### EXERCISE DESCRIPTION
Copy every line of the entries that includes the word "this".

SOURCE MATERIAL START

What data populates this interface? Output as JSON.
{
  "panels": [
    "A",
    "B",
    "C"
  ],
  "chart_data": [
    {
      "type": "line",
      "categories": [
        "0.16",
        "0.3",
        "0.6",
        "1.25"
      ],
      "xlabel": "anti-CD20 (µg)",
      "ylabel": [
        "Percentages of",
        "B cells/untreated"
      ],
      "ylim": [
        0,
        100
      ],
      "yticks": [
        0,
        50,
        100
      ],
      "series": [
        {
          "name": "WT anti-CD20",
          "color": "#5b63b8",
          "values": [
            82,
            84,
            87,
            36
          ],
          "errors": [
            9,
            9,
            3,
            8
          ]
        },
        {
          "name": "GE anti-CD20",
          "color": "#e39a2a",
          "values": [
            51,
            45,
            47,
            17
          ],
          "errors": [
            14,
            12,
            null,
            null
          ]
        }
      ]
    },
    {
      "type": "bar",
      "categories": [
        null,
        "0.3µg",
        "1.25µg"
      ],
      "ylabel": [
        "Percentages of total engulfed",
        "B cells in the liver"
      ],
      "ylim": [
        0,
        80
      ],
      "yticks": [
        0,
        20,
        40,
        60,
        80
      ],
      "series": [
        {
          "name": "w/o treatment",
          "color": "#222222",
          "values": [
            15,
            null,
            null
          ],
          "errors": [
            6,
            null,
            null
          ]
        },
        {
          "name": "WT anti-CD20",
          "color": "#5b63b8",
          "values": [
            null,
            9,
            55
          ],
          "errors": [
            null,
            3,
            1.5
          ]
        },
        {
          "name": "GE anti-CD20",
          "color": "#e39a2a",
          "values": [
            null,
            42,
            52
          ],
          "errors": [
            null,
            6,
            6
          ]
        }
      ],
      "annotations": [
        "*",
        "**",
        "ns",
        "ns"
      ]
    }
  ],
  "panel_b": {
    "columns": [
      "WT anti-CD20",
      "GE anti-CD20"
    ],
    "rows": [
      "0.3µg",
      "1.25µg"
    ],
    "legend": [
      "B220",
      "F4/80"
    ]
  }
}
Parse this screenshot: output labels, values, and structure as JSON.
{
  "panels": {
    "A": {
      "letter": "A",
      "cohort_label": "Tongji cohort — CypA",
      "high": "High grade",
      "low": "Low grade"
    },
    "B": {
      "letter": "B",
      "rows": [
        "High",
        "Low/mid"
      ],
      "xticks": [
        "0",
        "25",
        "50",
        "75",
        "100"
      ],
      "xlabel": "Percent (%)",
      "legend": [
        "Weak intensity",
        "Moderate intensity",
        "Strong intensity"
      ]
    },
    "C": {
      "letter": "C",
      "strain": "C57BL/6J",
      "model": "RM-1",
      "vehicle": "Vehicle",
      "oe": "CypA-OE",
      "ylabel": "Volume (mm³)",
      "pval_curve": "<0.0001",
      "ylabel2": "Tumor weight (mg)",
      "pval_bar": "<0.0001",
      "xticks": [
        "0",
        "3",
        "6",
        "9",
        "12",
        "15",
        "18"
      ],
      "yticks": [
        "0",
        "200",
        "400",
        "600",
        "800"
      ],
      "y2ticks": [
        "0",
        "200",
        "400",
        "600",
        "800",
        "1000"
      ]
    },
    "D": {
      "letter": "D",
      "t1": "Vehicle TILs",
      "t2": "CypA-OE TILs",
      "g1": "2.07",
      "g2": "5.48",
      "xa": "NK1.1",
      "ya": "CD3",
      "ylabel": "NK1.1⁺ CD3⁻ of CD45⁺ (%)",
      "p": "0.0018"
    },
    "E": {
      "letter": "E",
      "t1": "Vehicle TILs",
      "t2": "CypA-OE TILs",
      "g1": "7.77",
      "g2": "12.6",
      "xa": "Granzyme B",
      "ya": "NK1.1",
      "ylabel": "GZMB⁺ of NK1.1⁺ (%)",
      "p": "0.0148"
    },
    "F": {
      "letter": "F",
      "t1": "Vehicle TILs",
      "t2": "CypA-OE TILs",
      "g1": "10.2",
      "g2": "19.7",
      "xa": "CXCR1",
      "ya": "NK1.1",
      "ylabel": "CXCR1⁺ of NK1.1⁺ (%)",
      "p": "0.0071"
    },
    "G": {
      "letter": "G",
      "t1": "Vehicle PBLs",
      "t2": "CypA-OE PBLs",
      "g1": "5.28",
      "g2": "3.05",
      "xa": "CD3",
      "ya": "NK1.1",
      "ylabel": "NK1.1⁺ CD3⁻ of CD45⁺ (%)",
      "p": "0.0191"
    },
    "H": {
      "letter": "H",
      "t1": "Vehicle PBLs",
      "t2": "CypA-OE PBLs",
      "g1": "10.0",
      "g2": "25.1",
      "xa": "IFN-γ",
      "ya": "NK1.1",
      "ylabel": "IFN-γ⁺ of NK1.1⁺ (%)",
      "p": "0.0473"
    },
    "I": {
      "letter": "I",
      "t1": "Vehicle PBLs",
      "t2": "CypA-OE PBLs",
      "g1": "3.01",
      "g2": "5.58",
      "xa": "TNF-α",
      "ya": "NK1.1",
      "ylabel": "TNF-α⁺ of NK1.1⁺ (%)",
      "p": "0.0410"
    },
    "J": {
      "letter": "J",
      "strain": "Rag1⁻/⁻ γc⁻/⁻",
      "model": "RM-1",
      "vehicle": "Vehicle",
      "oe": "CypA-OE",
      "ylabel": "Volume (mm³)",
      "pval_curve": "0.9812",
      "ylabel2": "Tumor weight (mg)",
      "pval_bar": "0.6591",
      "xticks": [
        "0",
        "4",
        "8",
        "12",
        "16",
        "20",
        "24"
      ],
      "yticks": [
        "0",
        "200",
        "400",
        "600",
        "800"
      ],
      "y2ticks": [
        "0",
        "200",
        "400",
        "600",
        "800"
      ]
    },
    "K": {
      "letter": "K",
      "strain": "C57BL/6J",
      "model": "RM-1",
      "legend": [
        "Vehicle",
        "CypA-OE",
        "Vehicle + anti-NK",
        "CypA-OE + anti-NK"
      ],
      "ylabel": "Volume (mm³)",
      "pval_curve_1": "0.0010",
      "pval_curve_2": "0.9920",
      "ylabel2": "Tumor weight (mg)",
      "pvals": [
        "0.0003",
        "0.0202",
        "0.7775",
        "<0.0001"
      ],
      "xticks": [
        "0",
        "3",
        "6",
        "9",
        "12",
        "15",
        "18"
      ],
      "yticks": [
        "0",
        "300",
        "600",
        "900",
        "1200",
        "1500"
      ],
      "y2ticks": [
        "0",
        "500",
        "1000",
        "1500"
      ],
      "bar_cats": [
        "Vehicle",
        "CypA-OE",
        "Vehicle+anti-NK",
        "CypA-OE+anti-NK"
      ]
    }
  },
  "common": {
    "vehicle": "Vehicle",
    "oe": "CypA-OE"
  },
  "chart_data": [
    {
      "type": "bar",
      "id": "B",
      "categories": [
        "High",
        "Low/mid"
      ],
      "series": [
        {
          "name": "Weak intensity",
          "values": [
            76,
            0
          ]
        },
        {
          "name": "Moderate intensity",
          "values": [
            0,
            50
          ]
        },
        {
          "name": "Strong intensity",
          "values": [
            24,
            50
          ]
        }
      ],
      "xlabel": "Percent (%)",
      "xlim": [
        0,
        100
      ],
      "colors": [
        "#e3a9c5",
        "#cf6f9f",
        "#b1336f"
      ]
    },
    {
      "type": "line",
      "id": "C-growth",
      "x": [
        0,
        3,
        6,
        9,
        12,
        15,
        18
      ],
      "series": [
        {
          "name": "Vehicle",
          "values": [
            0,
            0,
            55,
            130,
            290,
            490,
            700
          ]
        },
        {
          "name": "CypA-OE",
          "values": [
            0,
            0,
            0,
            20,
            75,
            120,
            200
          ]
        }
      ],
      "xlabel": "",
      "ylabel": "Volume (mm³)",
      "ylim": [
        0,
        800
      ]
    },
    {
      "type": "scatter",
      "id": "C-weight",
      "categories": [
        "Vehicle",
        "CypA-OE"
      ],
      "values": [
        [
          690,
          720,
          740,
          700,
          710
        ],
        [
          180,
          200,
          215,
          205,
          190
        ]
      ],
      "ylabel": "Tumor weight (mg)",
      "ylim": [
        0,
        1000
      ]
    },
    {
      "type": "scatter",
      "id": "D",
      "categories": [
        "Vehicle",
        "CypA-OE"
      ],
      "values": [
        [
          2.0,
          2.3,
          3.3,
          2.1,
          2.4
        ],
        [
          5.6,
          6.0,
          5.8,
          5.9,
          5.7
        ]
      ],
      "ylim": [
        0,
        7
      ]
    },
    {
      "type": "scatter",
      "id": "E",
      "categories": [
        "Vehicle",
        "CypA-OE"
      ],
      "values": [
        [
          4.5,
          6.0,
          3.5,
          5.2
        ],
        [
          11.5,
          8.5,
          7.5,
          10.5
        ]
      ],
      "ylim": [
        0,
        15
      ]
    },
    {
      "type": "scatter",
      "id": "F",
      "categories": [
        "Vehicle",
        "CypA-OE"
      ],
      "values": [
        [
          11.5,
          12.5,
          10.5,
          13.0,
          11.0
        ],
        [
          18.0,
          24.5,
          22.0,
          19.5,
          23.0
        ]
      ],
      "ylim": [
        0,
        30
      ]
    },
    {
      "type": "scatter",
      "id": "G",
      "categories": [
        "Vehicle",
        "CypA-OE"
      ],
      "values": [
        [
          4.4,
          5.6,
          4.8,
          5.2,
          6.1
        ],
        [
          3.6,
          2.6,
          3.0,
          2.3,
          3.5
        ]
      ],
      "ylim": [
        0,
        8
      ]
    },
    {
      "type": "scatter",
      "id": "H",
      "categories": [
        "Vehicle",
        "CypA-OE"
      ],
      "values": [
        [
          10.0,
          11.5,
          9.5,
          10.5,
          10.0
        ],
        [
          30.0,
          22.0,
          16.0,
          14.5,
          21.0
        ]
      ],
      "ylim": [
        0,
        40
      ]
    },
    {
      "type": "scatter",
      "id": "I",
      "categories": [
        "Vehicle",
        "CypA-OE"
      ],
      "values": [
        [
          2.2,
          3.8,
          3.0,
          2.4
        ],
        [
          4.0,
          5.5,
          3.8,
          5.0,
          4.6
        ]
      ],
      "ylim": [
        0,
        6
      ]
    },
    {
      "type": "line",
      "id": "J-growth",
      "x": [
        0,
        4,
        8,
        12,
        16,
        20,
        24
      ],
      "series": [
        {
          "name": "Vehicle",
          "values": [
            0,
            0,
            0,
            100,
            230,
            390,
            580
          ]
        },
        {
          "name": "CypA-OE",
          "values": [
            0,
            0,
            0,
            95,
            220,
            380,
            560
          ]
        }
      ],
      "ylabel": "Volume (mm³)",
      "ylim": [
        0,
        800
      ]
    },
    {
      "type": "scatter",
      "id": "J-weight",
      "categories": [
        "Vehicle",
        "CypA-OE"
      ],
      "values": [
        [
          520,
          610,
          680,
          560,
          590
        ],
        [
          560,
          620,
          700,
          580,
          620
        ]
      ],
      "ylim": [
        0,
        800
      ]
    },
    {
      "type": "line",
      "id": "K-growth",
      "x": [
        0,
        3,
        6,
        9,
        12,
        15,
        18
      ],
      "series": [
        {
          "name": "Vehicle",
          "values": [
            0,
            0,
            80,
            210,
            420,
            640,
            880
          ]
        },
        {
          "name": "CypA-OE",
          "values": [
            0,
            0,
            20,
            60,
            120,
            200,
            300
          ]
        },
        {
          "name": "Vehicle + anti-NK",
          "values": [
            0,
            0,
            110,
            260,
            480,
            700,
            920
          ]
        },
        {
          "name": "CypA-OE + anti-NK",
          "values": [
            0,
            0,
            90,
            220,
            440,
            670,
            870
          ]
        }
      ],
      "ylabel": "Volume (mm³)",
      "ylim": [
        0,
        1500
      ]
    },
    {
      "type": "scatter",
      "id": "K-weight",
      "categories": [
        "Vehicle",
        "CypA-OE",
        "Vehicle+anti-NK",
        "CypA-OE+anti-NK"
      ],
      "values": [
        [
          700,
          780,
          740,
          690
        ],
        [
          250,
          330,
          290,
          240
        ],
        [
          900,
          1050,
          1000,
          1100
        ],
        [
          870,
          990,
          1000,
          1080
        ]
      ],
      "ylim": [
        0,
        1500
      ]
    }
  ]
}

SOURCE MATERIAL END

### WRITTEN ANSWER
What data populates this interface? Output as JSON.
Parse this screenshot: output labels, values, and structure as JSON.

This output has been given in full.